Transcribe the records in full, keeping every character as it is.

*Dataset items*:
========================
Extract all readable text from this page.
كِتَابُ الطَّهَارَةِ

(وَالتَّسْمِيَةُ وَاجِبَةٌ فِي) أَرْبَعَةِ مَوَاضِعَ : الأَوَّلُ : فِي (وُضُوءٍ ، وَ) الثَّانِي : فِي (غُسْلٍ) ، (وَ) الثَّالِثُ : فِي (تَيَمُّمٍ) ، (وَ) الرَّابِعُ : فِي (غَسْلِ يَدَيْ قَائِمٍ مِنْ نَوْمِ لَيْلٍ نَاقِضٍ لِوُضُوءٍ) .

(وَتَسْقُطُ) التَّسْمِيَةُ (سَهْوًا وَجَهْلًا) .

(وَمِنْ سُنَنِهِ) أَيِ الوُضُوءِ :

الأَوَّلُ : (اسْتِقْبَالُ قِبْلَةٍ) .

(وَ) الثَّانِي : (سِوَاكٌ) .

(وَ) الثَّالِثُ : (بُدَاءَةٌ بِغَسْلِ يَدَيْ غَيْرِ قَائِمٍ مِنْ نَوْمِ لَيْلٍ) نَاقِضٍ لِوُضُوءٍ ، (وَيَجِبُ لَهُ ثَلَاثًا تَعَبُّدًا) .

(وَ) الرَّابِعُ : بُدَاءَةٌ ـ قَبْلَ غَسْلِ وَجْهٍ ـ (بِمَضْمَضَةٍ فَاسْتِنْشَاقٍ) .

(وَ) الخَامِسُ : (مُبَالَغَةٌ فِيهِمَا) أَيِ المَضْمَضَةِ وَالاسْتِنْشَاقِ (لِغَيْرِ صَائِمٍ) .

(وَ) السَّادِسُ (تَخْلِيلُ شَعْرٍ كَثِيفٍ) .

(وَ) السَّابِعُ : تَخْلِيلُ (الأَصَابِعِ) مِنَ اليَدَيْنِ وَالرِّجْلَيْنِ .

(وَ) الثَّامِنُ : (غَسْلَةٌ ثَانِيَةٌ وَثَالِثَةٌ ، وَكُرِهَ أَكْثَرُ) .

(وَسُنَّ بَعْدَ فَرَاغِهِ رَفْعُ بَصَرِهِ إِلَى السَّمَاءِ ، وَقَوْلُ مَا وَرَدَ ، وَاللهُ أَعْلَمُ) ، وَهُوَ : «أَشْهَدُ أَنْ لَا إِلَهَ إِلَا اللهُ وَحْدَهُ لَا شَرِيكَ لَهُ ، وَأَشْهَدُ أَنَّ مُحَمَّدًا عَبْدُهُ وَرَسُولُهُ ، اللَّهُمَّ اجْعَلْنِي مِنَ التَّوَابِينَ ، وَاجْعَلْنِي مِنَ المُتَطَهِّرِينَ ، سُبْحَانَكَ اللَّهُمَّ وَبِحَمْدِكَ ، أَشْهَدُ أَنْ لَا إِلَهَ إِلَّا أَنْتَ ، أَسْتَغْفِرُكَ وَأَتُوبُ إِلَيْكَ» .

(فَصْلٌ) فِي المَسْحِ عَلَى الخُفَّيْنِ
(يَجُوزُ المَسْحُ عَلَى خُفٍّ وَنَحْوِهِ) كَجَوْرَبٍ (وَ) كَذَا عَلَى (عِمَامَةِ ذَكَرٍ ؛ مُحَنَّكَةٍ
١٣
========================
*SOLUTION TO THE EXERCISE*:
Extract all readable text from this page.
كِتَابُ الطَّهَارَةِ

(وَالتَّسْمِيَةُ وَاجِبَةٌ فِي) أَرْبَعَةِ مَوَاضِعَ : الأَوَّلُ : فِي (وُضُوءٍ ، وَ) الثَّانِي : فِي (غُسْلٍ) ، (وَ) الثَّالِثُ : فِي (تَيَمُّمٍ) ، (وَ) الرَّابِعُ : فِي (غَسْلِ يَدَيْ قَائِمٍ مِنْ نَوْمِ لَيْلٍ نَاقِضٍ لِوُضُوءٍ) .

(وَتَسْقُطُ) التَّسْمِيَةُ (سَهْوًا وَجَهْلًا) .

(وَمِنْ سُنَنِهِ) أَيِ الوُضُوءِ :

الأَوَّلُ : (اسْتِقْبَالُ قِبْلَةٍ) .

(وَ) الثَّانِي : (سِوَاكٌ) .

(وَ) الثَّالِثُ : (بُدَاءَةٌ بِغَسْلِ يَدَيْ غَيْرِ قَائِمٍ مِنْ نَوْمِ لَيْلٍ) نَاقِضٍ لِوُضُوءٍ ، (وَيَجِبُ لَهُ ثَلَاثًا تَعَبُّدًا) .

(وَ) الرَّابِعُ : بُدَاءَةٌ ـ قَبْلَ غَسْلِ وَجْهٍ ـ (بِمَضْمَضَةٍ فَاسْتِنْشَاقٍ) .

(وَ) الخَامِسُ : (مُبَالَغَةٌ فِيهِمَا) أَيِ المَضْمَضَةِ وَالاسْتِنْشَاقِ (لِغَيْرِ صَائِمٍ) .

(وَ) السَّادِسُ (تَخْلِيلُ شَعْرٍ كَثِيفٍ) .

(وَ) السَّابِعُ : تَخْلِيلُ (الأَصَابِعِ) مِنَ اليَدَيْنِ وَالرِّجْلَيْنِ .

(وَ) الثَّامِنُ : (غَسْلَةٌ ثَانِيَةٌ وَثَالِثَةٌ ، وَكُرِهَ أَكْثَرُ) .

(وَسُنَّ بَعْدَ فَرَاغِهِ رَفْعُ بَصَرِهِ إِلَى السَّمَاءِ ، وَقَوْلُ مَا وَرَدَ ، وَاللهُ أَعْلَمُ) ، وَهُوَ : «أَشْهَدُ أَنْ لَا إِلَهَ إِلَا اللهُ وَحْدَهُ لَا شَرِيكَ لَهُ ، وَأَشْهَدُ أَنَّ مُحَمَّدًا عَبْدُهُ وَرَسُولُهُ ، اللَّهُمَّ اجْعَلْنِي مِنَ التَّوَابِينَ ، وَاجْعَلْنِي مِنَ المُتَطَهِّرِينَ ، سُبْحَانَكَ اللَّهُمَّ وَبِحَمْدِكَ ، أَشْهَدُ أَنْ لَا إِلَهَ إِلَّا أَنْتَ ، أَسْتَغْفِرُكَ وَأَتُوبُ إِلَيْكَ» .

(فَصْلٌ) فِي المَسْحِ عَلَى الخُفَّيْنِ
(يَجُوزُ المَسْحُ عَلَى خُفٍّ وَنَحْوِهِ) كَجَوْرَبٍ (وَ) كَذَا عَلَى (عِمَامَةِ ذَكَرٍ ؛ مُحَنَّكَةٍ
١٣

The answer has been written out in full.